• _THE PROBLEM_
Would you quote every entry exactly, dropping only the pictures?

(Stored entries)

▽

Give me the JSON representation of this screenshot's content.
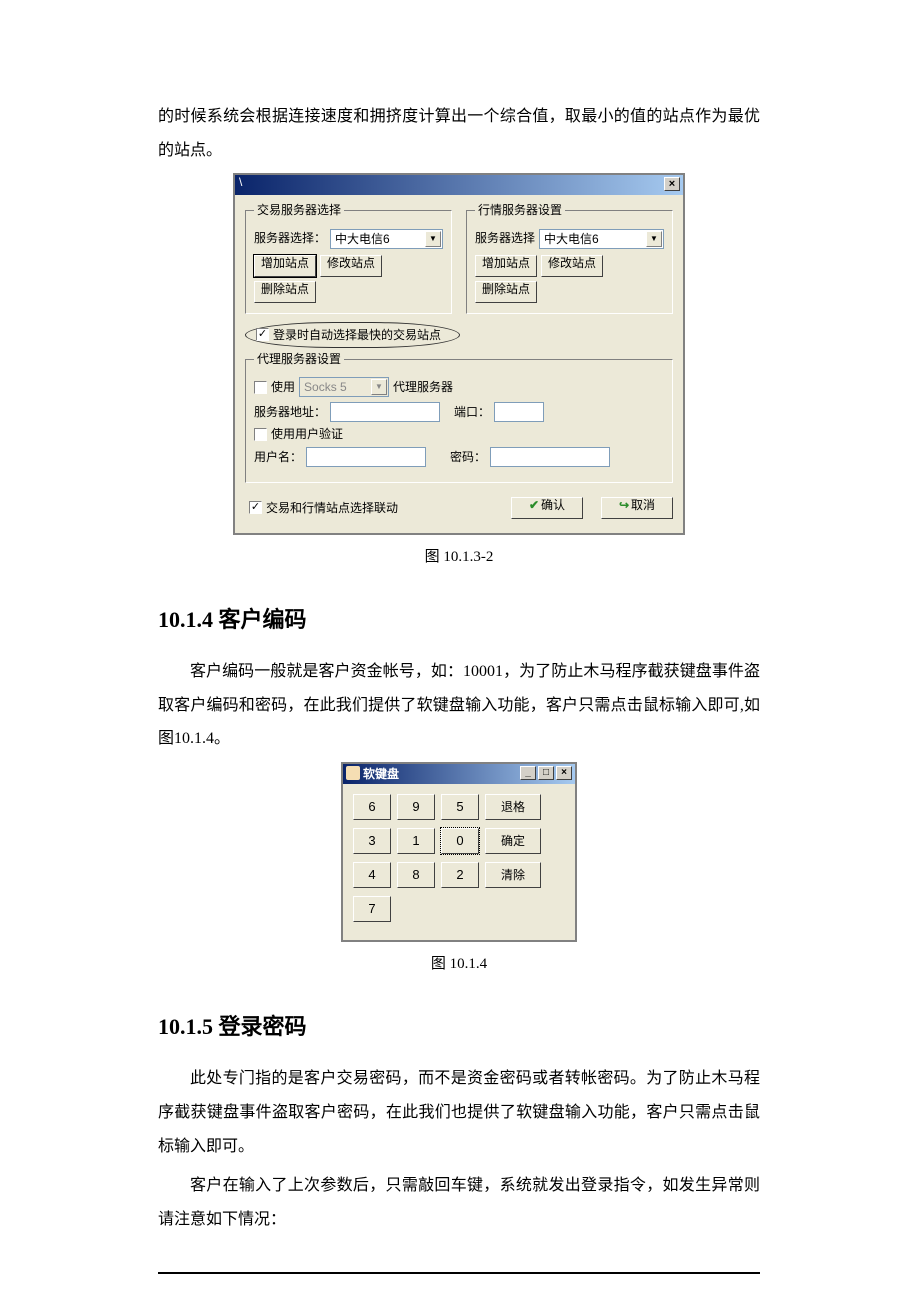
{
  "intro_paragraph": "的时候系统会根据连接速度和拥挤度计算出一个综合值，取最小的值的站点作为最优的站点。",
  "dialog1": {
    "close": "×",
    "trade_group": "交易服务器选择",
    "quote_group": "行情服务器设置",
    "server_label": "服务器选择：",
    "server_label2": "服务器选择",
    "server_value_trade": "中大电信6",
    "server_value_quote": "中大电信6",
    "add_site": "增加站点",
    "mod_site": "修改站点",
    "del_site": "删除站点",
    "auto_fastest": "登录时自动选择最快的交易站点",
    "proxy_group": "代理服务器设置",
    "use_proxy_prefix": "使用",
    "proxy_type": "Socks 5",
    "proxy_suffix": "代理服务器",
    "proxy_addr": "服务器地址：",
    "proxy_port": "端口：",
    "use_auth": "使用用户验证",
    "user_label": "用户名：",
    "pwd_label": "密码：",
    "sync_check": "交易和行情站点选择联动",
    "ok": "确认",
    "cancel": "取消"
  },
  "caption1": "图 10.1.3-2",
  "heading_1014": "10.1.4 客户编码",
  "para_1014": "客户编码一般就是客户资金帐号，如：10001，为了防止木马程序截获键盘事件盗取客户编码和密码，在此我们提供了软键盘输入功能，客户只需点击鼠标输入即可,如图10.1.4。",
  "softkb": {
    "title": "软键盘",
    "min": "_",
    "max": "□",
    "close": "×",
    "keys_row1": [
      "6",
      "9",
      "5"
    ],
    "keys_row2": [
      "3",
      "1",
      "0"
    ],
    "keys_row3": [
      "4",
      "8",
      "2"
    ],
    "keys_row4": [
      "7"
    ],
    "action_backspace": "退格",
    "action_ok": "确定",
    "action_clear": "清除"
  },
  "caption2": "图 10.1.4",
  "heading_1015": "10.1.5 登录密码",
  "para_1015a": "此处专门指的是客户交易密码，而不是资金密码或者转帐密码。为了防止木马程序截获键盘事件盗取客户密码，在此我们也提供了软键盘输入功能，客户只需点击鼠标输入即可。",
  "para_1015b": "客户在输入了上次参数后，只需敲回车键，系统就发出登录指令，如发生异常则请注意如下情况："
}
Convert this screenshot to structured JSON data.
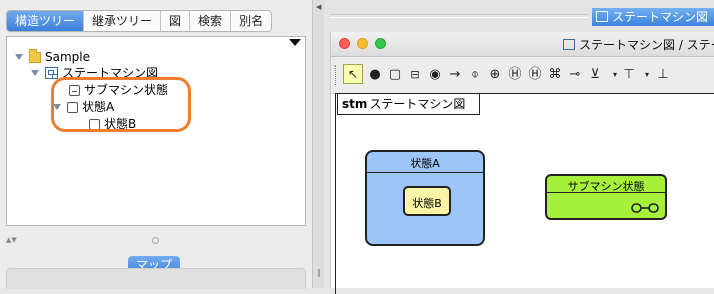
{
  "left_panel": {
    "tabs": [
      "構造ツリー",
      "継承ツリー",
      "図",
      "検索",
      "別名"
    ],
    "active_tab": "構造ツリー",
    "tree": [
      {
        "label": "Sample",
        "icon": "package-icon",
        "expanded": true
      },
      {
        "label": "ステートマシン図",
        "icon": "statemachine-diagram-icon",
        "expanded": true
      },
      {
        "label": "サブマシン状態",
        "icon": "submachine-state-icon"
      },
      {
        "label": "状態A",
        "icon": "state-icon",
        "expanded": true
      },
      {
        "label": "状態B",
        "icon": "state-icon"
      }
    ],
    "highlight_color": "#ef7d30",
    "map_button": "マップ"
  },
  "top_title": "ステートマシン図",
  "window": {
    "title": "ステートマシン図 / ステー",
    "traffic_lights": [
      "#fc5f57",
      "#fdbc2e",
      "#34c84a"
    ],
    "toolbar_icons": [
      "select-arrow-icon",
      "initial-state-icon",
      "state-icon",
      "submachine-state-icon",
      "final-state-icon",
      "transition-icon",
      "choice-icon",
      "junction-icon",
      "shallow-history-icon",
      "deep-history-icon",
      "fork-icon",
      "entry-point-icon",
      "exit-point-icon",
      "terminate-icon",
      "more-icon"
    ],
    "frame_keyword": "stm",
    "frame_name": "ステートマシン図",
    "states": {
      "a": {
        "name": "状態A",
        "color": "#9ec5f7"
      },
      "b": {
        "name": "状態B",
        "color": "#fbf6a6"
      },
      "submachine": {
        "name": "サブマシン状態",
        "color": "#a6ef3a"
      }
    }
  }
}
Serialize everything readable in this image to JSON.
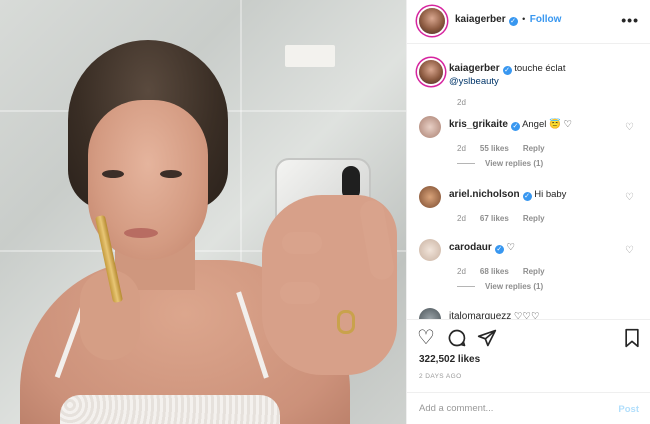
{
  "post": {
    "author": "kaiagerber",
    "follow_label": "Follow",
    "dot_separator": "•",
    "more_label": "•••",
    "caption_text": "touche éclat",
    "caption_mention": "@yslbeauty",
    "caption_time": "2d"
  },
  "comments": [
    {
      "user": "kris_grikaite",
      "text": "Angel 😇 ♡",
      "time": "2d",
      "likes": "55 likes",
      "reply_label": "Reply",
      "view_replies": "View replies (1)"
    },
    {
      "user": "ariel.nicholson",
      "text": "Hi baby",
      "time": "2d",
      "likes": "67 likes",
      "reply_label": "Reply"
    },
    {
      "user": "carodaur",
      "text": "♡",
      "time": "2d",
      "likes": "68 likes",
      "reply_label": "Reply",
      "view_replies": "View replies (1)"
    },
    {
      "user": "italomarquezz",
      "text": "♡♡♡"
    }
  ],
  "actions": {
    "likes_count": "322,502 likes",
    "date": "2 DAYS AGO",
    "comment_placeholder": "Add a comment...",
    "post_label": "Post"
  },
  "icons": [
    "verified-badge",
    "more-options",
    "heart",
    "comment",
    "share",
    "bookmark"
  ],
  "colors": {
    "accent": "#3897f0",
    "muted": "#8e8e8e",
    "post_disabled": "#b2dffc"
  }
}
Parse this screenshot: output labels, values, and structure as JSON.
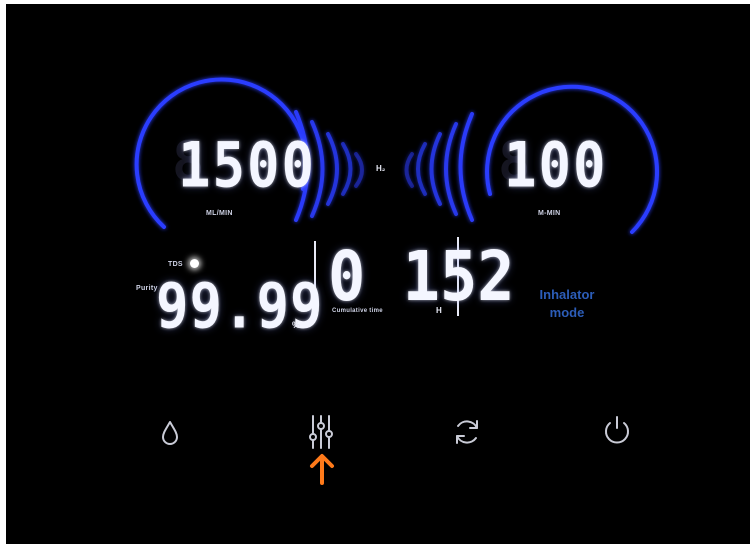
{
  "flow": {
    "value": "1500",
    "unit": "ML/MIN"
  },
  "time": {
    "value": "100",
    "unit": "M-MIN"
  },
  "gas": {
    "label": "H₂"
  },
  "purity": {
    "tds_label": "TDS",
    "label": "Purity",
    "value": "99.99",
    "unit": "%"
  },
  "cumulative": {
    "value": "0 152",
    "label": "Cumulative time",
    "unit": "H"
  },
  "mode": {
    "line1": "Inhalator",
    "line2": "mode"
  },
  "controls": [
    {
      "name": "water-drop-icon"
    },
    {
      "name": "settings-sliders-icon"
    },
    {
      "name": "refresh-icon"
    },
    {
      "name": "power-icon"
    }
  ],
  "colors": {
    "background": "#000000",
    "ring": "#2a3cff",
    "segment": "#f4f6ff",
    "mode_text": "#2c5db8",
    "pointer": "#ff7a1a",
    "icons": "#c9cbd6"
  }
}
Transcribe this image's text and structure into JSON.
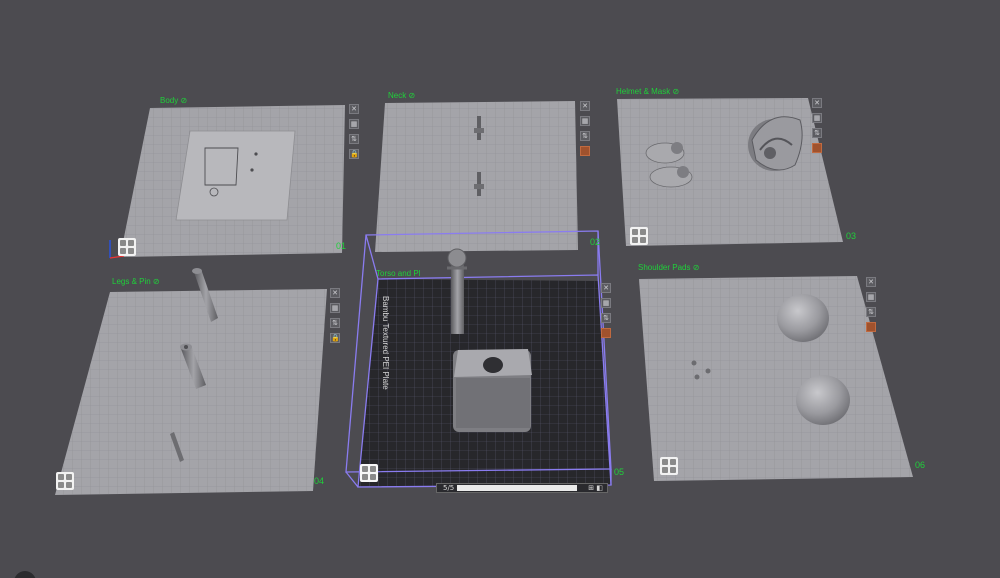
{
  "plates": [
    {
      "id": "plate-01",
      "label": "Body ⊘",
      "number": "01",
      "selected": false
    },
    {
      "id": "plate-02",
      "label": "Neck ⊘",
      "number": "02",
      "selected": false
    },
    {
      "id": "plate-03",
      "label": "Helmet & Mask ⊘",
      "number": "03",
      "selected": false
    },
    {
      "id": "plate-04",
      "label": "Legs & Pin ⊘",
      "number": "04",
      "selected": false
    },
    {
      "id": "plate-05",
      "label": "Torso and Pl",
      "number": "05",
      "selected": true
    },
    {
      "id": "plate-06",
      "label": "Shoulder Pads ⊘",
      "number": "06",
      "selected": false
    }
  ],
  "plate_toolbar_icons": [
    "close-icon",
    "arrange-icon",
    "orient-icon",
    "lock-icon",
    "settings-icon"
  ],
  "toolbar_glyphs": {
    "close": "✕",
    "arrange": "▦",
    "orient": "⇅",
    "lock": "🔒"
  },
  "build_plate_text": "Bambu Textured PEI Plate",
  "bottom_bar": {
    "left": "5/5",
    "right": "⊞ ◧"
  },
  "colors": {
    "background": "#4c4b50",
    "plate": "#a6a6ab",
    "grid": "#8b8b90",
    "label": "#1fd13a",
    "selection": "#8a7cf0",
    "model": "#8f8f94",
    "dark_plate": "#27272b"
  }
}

△

• _RESPONSE TO THIS TASK_
Give me the JSON representation of this screenshot's content.
{
  "intro_paragraph": "的时候系统会根据连接速度和拥挤度计算出一个综合值，取最小的值的站点作为最优的站点。",
  "dialog1": {
    "close": "×",
    "trade_group": "交易服务器选择",
    "quote_group": "行情服务器设置",
    "server_label": "服务器选择：",
    "server_label2": "服务器选择",
    "server_value_trade": "中大电信6",
    "server_value_quote": "中大电信6",
    "add_site": "增加站点",
    "mod_site": "修改站点",
    "del_site": "删除站点",
    "auto_fastest": "登录时自动选择最快的交易站点",
    "proxy_group": "代理服务器设置",
    "use_proxy_prefix": "使用",
    "proxy_type": "Socks 5",
    "proxy_suffix": "代理服务器",
    "proxy_addr": "服务器地址：",
    "proxy_port": "端口：",
    "use_auth": "使用用户验证",
    "user_label": "用户名：",
    "pwd_label": "密码：",
    "sync_check": "交易和行情站点选择联动",
    "ok": "确认",
    "cancel": "取消"
  },
  "caption1": "图 10.1.3-2",
  "heading_1014": "10.1.4 客户编码",
  "para_1014": "客户编码一般就是客户资金帐号，如：10001，为了防止木马程序截获键盘事件盗取客户编码和密码，在此我们提供了软键盘输入功能，客户只需点击鼠标输入即可,如图10.1.4。",
  "softkb": {
    "title": "软键盘",
    "min": "_",
    "max": "□",
    "close": "×",
    "keys_row1": [
      "6",
      "9",
      "5"
    ],
    "keys_row2": [
      "3",
      "1",
      "0"
    ],
    "keys_row3": [
      "4",
      "8",
      "2"
    ],
    "keys_row4": [
      "7"
    ],
    "action_backspace": "退格",
    "action_ok": "确定",
    "action_clear": "清除"
  },
  "caption2": "图 10.1.4",
  "heading_1015": "10.1.5 登录密码",
  "para_1015a": "此处专门指的是客户交易密码，而不是资金密码或者转帐密码。为了防止木马程序截获键盘事件盗取客户密码，在此我们也提供了软键盘输入功能，客户只需点击鼠标输入即可。",
  "para_1015b": "客户在输入了上次参数后，只需敲回车键，系统就发出登录指令，如发生异常则请注意如下情况："
}
Convert this screenshot to structured JSON data.
{
  "left_panel": {
    "tabs": [
      "構造ツリー",
      "継承ツリー",
      "図",
      "検索",
      "別名"
    ],
    "active_tab": "構造ツリー",
    "tree": [
      {
        "label": "Sample",
        "icon": "package-icon",
        "expanded": true
      },
      {
        "label": "ステートマシン図",
        "icon": "statemachine-diagram-icon",
        "expanded": true
      },
      {
        "label": "サブマシン状態",
        "icon": "submachine-state-icon"
      },
      {
        "label": "状態A",
        "icon": "state-icon",
        "expanded": true
      },
      {
        "label": "状態B",
        "icon": "state-icon"
      }
    ],
    "highlight_color": "#ef7d30",
    "map_button": "マップ"
  },
  "top_title": "ステートマシン図",
  "window": {
    "title": "ステートマシン図 / ステー",
    "traffic_lights": [
      "#fc5f57",
      "#fdbc2e",
      "#34c84a"
    ],
    "toolbar_icons": [
      "select-arrow-icon",
      "initial-state-icon",
      "state-icon",
      "submachine-state-icon",
      "final-state-icon",
      "transition-icon",
      "choice-icon",
      "junction-icon",
      "shallow-history-icon",
      "deep-history-icon",
      "fork-icon",
      "entry-point-icon",
      "exit-point-icon",
      "terminate-icon",
      "more-icon"
    ],
    "frame_keyword": "stm",
    "frame_name": "ステートマシン図",
    "states": {
      "a": {
        "name": "状態A",
        "color": "#9ec5f7"
      },
      "b": {
        "name": "状態B",
        "color": "#fbf6a6"
      },
      "submachine": {
        "name": "サブマシン状態",
        "color": "#a6ef3a"
      }
    }
  }
}
Serialize everything readable in this image to JSON.
{
  "post": {
    "author": "kaiagerber",
    "follow_label": "Follow",
    "dot_separator": "•",
    "more_label": "•••",
    "caption_text": "touche éclat",
    "caption_mention": "@yslbeauty",
    "caption_time": "2d"
  },
  "comments": [
    {
      "user": "kris_grikaite",
      "text": "Angel 😇 ♡",
      "time": "2d",
      "likes": "55 likes",
      "reply_label": "Reply",
      "view_replies": "View replies (1)"
    },
    {
      "user": "ariel.nicholson",
      "text": "Hi baby",
      "time": "2d",
      "likes": "67 likes",
      "reply_label": "Reply"
    },
    {
      "user": "carodaur",
      "text": "♡",
      "time": "2d",
      "likes": "68 likes",
      "reply_label": "Reply",
      "view_replies": "View replies (1)"
    },
    {
      "user": "italomarquezz",
      "text": "♡♡♡"
    }
  ],
  "actions": {
    "likes_count": "322,502 likes",
    "date": "2 DAYS AGO",
    "comment_placeholder": "Add a comment...",
    "post_label": "Post"
  },
  "icons": [
    "verified-badge",
    "more-options",
    "heart",
    "comment",
    "share",
    "bookmark"
  ],
  "colors": {
    "accent": "#3897f0",
    "muted": "#8e8e8e",
    "post_disabled": "#b2dffc"
  }
}
Parse this screenshot: output labels, values, and structure as JSON.
{
  "flow": {
    "value": "1500",
    "unit": "ML/MIN"
  },
  "time": {
    "value": "100",
    "unit": "M-MIN"
  },
  "gas": {
    "label": "H₂"
  },
  "purity": {
    "tds_label": "TDS",
    "label": "Purity",
    "value": "99.99",
    "unit": "%"
  },
  "cumulative": {
    "value": "0 152",
    "label": "Cumulative time",
    "unit": "H"
  },
  "mode": {
    "line1": "Inhalator",
    "line2": "mode"
  },
  "controls": [
    {
      "name": "water-drop-icon"
    },
    {
      "name": "settings-sliders-icon"
    },
    {
      "name": "refresh-icon"
    },
    {
      "name": "power-icon"
    }
  ],
  "colors": {
    "background": "#000000",
    "ring": "#2a3cff",
    "segment": "#f4f6ff",
    "mode_text": "#2c5db8",
    "pointer": "#ff7a1a",
    "icons": "#c9cbd6"
  }
}
Transcribe this image's text and structure into JSON.
{
  "plates": [
    {
      "id": "plate-01",
      "label": "Body ⊘",
      "number": "01",
      "selected": false
    },
    {
      "id": "plate-02",
      "label": "Neck ⊘",
      "number": "02",
      "selected": false
    },
    {
      "id": "plate-03",
      "label": "Helmet & Mask ⊘",
      "number": "03",
      "selected": false
    },
    {
      "id": "plate-04",
      "label": "Legs & Pin ⊘",
      "number": "04",
      "selected": false
    },
    {
      "id": "plate-05",
      "label": "Torso and Pl",
      "number": "05",
      "selected": true
    },
    {
      "id": "plate-06",
      "label": "Shoulder Pads ⊘",
      "number": "06",
      "selected": false
    }
  ],
  "plate_toolbar_icons": [
    "close-icon",
    "arrange-icon",
    "orient-icon",
    "lock-icon",
    "settings-icon"
  ],
  "toolbar_glyphs": {
    "close": "✕",
    "arrange": "▦",
    "orient": "⇅",
    "lock": "🔒"
  },
  "build_plate_text": "Bambu Textured PEI Plate",
  "bottom_bar": {
    "left": "5/5",
    "right": "⊞ ◧"
  },
  "colors": {
    "background": "#4c4b50",
    "plate": "#a6a6ab",
    "grid": "#8b8b90",
    "label": "#1fd13a",
    "selection": "#8a7cf0",
    "model": "#8f8f94",
    "dark_plate": "#27272b"
  }
}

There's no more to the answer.